[Dataset items]
^^^^

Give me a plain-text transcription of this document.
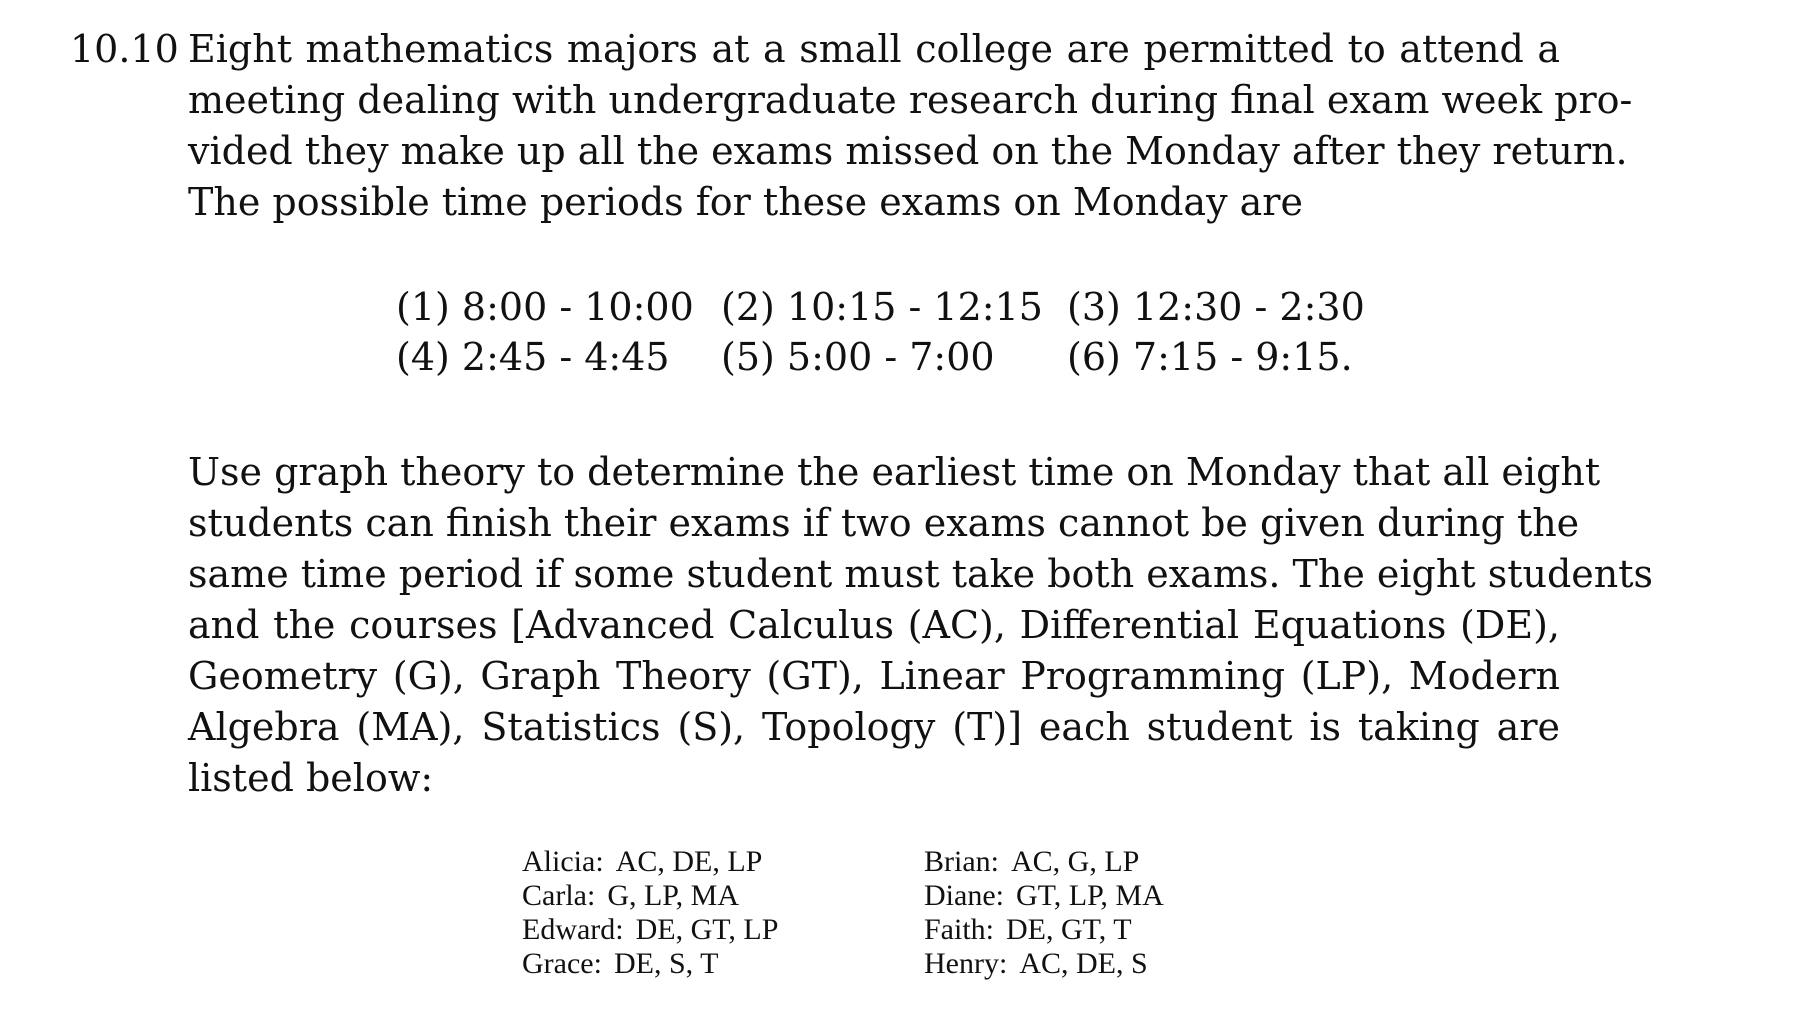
10.10 Eight mathematics majors at a small college are permitted to attend a
meeting dealing with undergraduate research during final exam week pro-
vided they make up all the exams missed on the Monday after they return.
The possible time periods for these exams on Monday are
(1) 8:00 - 10:00 (2) 10:15 - 12:15 (3) 12:30 - 2:30
(4) 2:45 - 4:45	(5) 5:00 - 7:00	(6) 7:15 - 9:15.
Use graph theory to determine the earliest time on Monday that all eight
students can finish their exams if two exams cannot be given during the
same time period if some student must take both exams. The eight students
and the courses [Advanced Calculus (AC), Differential Equations (DE),
Geometry (G), Graph Theory (GT), Linear Programming (LP), Modern
Algebra (MA), Statistics (S), Topology (T)] each student is taking are
listed below:
Alicia : AC, DE, LP	Brian : AC, G, LP
Carla : G, LP, MA	Diane : GT, LP, MA
Edward : DE, GT, LP	Faith : DE, GT, T
Grace : DE, S, T	Henry : AC, DE, S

^^^^

| Objective |
Omit any images, then output the listing exactly.

| Output for this task |
Give me a plain-text transcription of this document.
10.10 Eight mathematics majors at a small college are permitted to attend a
meeting dealing with undergraduate research during final exam week pro-
vided they make up all the exams missed on the Monday after they return.
The possible time periods for these exams on Monday are
(1) 8:00 - 10:00 (2) 10:15 - 12:15 (3) 12:30 - 2:30
(4) 2:45 - 4:45	(5) 5:00 - 7:00	(6) 7:15 - 9:15.
Use graph theory to determine the earliest time on Monday that all eight
students can finish their exams if two exams cannot be given during the
same time period if some student must take both exams. The eight students
and the courses [Advanced Calculus (AC), Differential Equations (DE),
Geometry (G), Graph Theory (GT), Linear Programming (LP), Modern
Algebra (MA), Statistics (S), Topology (T)] each student is taking are
listed below:
Alicia : AC, DE, LP	Brian : AC, G, LP
Carla : G, LP, MA	Diane : GT, LP, MA
Edward : DE, GT, LP	Faith : DE, GT, T
Grace : DE, S, T	Henry : AC, DE, S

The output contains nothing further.